[Records contained in a dataset]
__________________________________________________
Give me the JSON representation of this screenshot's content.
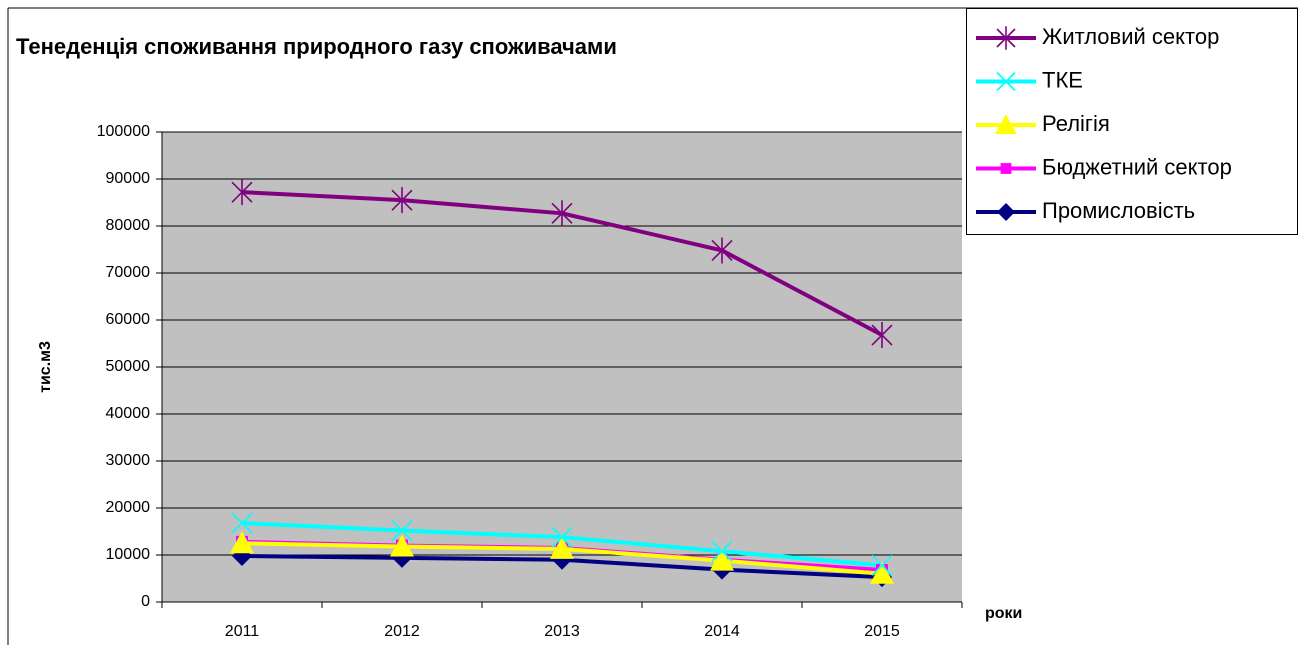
{
  "chart_data": {
    "type": "line",
    "title": "Тенеденція споживання природного газу споживачами",
    "y_label": "тис.м3",
    "x_label": "роки",
    "categories": [
      "2011",
      "2012",
      "2013",
      "2014",
      "2015"
    ],
    "ylim": [
      0,
      100000
    ],
    "yticks": [
      0,
      10000,
      20000,
      30000,
      40000,
      50000,
      60000,
      70000,
      80000,
      90000,
      100000
    ],
    "grid": true,
    "legend": "right",
    "series": [
      {
        "name": "Житловий сектор",
        "color": "#800080",
        "marker": "asterisk",
        "values": [
          87200,
          85500,
          82700,
          74800,
          56800
        ]
      },
      {
        "name": "ТКЕ",
        "color": "#00ffff",
        "marker": "x",
        "values": [
          16800,
          15200,
          13800,
          10800,
          7800
        ]
      },
      {
        "name": "Релігія",
        "color": "#ffff00",
        "marker": "triangle",
        "values": [
          12500,
          11800,
          11300,
          8800,
          6000
        ]
      },
      {
        "name": "Бюджетний сектор",
        "color": "#ff00ff",
        "marker": "square",
        "values": [
          12800,
          12000,
          11500,
          9000,
          6800
        ]
      },
      {
        "name": "Промисловість",
        "color": "#000080",
        "marker": "diamond",
        "values": [
          9800,
          9400,
          9000,
          6900,
          5300
        ]
      }
    ]
  }
}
__________________________________________________
**DO THIS**
Leave the pictures out, and print every line of the listing exactly as written.

**COMPLETED TASK**
Give me the JSON representation of this screenshot's content.
{
  "chart_data": {
    "type": "line",
    "title": "Тенеденція споживання природного газу споживачами",
    "y_label": "тис.м3",
    "x_label": "роки",
    "categories": [
      "2011",
      "2012",
      "2013",
      "2014",
      "2015"
    ],
    "ylim": [
      0,
      100000
    ],
    "yticks": [
      0,
      10000,
      20000,
      30000,
      40000,
      50000,
      60000,
      70000,
      80000,
      90000,
      100000
    ],
    "grid": true,
    "legend": "right",
    "series": [
      {
        "name": "Житловий сектор",
        "color": "#800080",
        "marker": "asterisk",
        "values": [
          87200,
          85500,
          82700,
          74800,
          56800
        ]
      },
      {
        "name": "ТКЕ",
        "color": "#00ffff",
        "marker": "x",
        "values": [
          16800,
          15200,
          13800,
          10800,
          7800
        ]
      },
      {
        "name": "Релігія",
        "color": "#ffff00",
        "marker": "triangle",
        "values": [
          12500,
          11800,
          11300,
          8800,
          6000
        ]
      },
      {
        "name": "Бюджетний сектор",
        "color": "#ff00ff",
        "marker": "square",
        "values": [
          12800,
          12000,
          11500,
          9000,
          6800
        ]
      },
      {
        "name": "Промисловість",
        "color": "#000080",
        "marker": "diamond",
        "values": [
          9800,
          9400,
          9000,
          6900,
          5300
        ]
      }
    ]
  }
}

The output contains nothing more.